▶ [WHAT IS REQUIRED] Below are some records; retype all of them exactly.

=-=-=-=-=

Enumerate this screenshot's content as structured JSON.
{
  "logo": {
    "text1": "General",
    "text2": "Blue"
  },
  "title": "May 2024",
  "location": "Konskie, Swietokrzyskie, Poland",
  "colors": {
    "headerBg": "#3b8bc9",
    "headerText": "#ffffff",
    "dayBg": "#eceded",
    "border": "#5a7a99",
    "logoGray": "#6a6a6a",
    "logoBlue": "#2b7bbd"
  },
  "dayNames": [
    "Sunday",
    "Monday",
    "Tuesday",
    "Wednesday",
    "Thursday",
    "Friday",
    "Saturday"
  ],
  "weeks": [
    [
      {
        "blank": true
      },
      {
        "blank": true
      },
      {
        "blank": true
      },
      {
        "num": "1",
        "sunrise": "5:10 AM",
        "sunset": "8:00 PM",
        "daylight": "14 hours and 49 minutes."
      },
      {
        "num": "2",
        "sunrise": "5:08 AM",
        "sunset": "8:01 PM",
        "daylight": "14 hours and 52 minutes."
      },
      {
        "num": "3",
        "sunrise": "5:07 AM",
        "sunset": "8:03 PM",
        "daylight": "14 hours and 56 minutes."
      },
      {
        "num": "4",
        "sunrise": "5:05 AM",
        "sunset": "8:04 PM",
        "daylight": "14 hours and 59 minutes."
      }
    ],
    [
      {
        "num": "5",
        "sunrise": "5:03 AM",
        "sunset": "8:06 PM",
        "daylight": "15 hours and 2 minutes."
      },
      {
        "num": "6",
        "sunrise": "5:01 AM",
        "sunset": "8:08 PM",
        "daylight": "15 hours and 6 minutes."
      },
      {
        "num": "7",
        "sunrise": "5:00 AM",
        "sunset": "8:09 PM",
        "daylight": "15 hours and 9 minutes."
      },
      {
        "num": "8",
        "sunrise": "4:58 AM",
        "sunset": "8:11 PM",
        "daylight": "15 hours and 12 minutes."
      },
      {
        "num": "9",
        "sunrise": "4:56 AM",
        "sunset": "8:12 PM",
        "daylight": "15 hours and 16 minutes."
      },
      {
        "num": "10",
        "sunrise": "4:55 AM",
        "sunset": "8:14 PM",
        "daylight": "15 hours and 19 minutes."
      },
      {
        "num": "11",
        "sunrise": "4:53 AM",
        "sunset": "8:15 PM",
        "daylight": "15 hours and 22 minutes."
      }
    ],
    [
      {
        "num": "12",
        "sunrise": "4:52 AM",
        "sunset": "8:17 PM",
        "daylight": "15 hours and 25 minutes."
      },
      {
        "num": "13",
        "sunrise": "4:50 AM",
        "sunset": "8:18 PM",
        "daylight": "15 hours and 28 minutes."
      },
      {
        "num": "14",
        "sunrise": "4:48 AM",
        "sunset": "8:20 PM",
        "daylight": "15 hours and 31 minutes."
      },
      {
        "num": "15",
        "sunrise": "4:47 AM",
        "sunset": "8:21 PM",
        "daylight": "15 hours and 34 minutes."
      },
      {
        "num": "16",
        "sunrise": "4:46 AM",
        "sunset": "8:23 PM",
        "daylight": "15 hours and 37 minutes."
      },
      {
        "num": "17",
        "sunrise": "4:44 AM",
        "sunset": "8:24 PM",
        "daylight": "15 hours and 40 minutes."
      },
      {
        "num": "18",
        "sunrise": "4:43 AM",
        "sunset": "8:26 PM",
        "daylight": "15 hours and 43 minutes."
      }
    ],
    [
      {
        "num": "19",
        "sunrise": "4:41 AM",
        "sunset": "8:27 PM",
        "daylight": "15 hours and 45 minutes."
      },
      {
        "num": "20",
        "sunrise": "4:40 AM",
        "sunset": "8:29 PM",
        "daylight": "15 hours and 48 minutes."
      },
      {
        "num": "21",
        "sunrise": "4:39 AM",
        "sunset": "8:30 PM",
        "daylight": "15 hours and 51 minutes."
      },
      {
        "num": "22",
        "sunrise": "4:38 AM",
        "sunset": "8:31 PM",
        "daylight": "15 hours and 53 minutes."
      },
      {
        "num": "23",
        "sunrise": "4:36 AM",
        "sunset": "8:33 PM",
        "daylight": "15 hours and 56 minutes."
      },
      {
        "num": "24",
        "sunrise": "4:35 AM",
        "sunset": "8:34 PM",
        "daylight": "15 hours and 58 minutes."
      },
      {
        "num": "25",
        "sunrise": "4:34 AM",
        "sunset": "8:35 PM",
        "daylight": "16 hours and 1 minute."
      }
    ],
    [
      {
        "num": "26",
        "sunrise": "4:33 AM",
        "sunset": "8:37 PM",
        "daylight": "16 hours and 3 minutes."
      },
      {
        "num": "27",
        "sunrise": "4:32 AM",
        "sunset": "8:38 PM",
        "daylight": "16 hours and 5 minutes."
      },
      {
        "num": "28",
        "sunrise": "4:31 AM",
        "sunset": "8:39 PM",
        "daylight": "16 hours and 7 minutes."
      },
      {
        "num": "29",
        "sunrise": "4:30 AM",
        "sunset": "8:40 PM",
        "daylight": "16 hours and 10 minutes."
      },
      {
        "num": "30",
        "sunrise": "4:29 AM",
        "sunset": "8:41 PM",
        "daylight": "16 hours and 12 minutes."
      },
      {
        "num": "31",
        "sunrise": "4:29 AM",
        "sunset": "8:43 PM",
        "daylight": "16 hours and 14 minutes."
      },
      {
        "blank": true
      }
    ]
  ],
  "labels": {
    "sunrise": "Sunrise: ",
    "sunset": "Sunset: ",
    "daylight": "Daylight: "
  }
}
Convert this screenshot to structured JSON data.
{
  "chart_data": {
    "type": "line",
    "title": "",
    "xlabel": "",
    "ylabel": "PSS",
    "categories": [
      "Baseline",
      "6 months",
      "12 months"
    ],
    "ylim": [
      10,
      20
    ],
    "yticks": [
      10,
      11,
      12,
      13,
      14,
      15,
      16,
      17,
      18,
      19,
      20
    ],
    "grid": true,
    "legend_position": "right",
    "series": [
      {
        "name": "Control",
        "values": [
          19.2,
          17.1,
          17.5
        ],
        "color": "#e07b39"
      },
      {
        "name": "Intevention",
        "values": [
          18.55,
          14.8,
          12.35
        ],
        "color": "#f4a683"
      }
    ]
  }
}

=-=-=-=-=

▶ [ANSWER TO THIS EXERCISE]
Enumerate this screenshot's content as structured JSON.
{
  "logo": {
    "text1": "General",
    "text2": "Blue"
  },
  "title": "May 2024",
  "location": "Konskie, Swietokrzyskie, Poland",
  "colors": {
    "headerBg": "#3b8bc9",
    "headerText": "#ffffff",
    "dayBg": "#eceded",
    "border": "#5a7a99",
    "logoGray": "#6a6a6a",
    "logoBlue": "#2b7bbd"
  },
  "dayNames": [
    "Sunday",
    "Monday",
    "Tuesday",
    "Wednesday",
    "Thursday",
    "Friday",
    "Saturday"
  ],
  "weeks": [
    [
      {
        "blank": true
      },
      {
        "blank": true
      },
      {
        "blank": true
      },
      {
        "num": "1",
        "sunrise": "5:10 AM",
        "sunset": "8:00 PM",
        "daylight": "14 hours and 49 minutes."
      },
      {
        "num": "2",
        "sunrise": "5:08 AM",
        "sunset": "8:01 PM",
        "daylight": "14 hours and 52 minutes."
      },
      {
        "num": "3",
        "sunrise": "5:07 AM",
        "sunset": "8:03 PM",
        "daylight": "14 hours and 56 minutes."
      },
      {
        "num": "4",
        "sunrise": "5:05 AM",
        "sunset": "8:04 PM",
        "daylight": "14 hours and 59 minutes."
      }
    ],
    [
      {
        "num": "5",
        "sunrise": "5:03 AM",
        "sunset": "8:06 PM",
        "daylight": "15 hours and 2 minutes."
      },
      {
        "num": "6",
        "sunrise": "5:01 AM",
        "sunset": "8:08 PM",
        "daylight": "15 hours and 6 minutes."
      },
      {
        "num": "7",
        "sunrise": "5:00 AM",
        "sunset": "8:09 PM",
        "daylight": "15 hours and 9 minutes."
      },
      {
        "num": "8",
        "sunrise": "4:58 AM",
        "sunset": "8:11 PM",
        "daylight": "15 hours and 12 minutes."
      },
      {
        "num": "9",
        "sunrise": "4:56 AM",
        "sunset": "8:12 PM",
        "daylight": "15 hours and 16 minutes."
      },
      {
        "num": "10",
        "sunrise": "4:55 AM",
        "sunset": "8:14 PM",
        "daylight": "15 hours and 19 minutes."
      },
      {
        "num": "11",
        "sunrise": "4:53 AM",
        "sunset": "8:15 PM",
        "daylight": "15 hours and 22 minutes."
      }
    ],
    [
      {
        "num": "12",
        "sunrise": "4:52 AM",
        "sunset": "8:17 PM",
        "daylight": "15 hours and 25 minutes."
      },
      {
        "num": "13",
        "sunrise": "4:50 AM",
        "sunset": "8:18 PM",
        "daylight": "15 hours and 28 minutes."
      },
      {
        "num": "14",
        "sunrise": "4:48 AM",
        "sunset": "8:20 PM",
        "daylight": "15 hours and 31 minutes."
      },
      {
        "num": "15",
        "sunrise": "4:47 AM",
        "sunset": "8:21 PM",
        "daylight": "15 hours and 34 minutes."
      },
      {
        "num": "16",
        "sunrise": "4:46 AM",
        "sunset": "8:23 PM",
        "daylight": "15 hours and 37 minutes."
      },
      {
        "num": "17",
        "sunrise": "4:44 AM",
        "sunset": "8:24 PM",
        "daylight": "15 hours and 40 minutes."
      },
      {
        "num": "18",
        "sunrise": "4:43 AM",
        "sunset": "8:26 PM",
        "daylight": "15 hours and 43 minutes."
      }
    ],
    [
      {
        "num": "19",
        "sunrise": "4:41 AM",
        "sunset": "8:27 PM",
        "daylight": "15 hours and 45 minutes."
      },
      {
        "num": "20",
        "sunrise": "4:40 AM",
        "sunset": "8:29 PM",
        "daylight": "15 hours and 48 minutes."
      },
      {
        "num": "21",
        "sunrise": "4:39 AM",
        "sunset": "8:30 PM",
        "daylight": "15 hours and 51 minutes."
      },
      {
        "num": "22",
        "sunrise": "4:38 AM",
        "sunset": "8:31 PM",
        "daylight": "15 hours and 53 minutes."
      },
      {
        "num": "23",
        "sunrise": "4:36 AM",
        "sunset": "8:33 PM",
        "daylight": "15 hours and 56 minutes."
      },
      {
        "num": "24",
        "sunrise": "4:35 AM",
        "sunset": "8:34 PM",
        "daylight": "15 hours and 58 minutes."
      },
      {
        "num": "25",
        "sunrise": "4:34 AM",
        "sunset": "8:35 PM",
        "daylight": "16 hours and 1 minute."
      }
    ],
    [
      {
        "num": "26",
        "sunrise": "4:33 AM",
        "sunset": "8:37 PM",
        "daylight": "16 hours and 3 minutes."
      },
      {
        "num": "27",
        "sunrise": "4:32 AM",
        "sunset": "8:38 PM",
        "daylight": "16 hours and 5 minutes."
      },
      {
        "num": "28",
        "sunrise": "4:31 AM",
        "sunset": "8:39 PM",
        "daylight": "16 hours and 7 minutes."
      },
      {
        "num": "29",
        "sunrise": "4:30 AM",
        "sunset": "8:40 PM",
        "daylight": "16 hours and 10 minutes."
      },
      {
        "num": "30",
        "sunrise": "4:29 AM",
        "sunset": "8:41 PM",
        "daylight": "16 hours and 12 minutes."
      },
      {
        "num": "31",
        "sunrise": "4:29 AM",
        "sunset": "8:43 PM",
        "daylight": "16 hours and 14 minutes."
      },
      {
        "blank": true
      }
    ]
  ],
  "labels": {
    "sunrise": "Sunrise: ",
    "sunset": "Sunset: ",
    "daylight": "Daylight: "
  }
}
Convert this screenshot to structured JSON data.
{
  "chart_data": {
    "type": "line",
    "title": "",
    "xlabel": "",
    "ylabel": "PSS",
    "categories": [
      "Baseline",
      "6 months",
      "12 months"
    ],
    "ylim": [
      10,
      20
    ],
    "yticks": [
      10,
      11,
      12,
      13,
      14,
      15,
      16,
      17,
      18,
      19,
      20
    ],
    "grid": true,
    "legend_position": "right",
    "series": [
      {
        "name": "Control",
        "values": [
          19.2,
          17.1,
          17.5
        ],
        "color": "#e07b39"
      },
      {
        "name": "Intevention",
        "values": [
          18.55,
          14.8,
          12.35
        ],
        "color": "#f4a683"
      }
    ]
  }
}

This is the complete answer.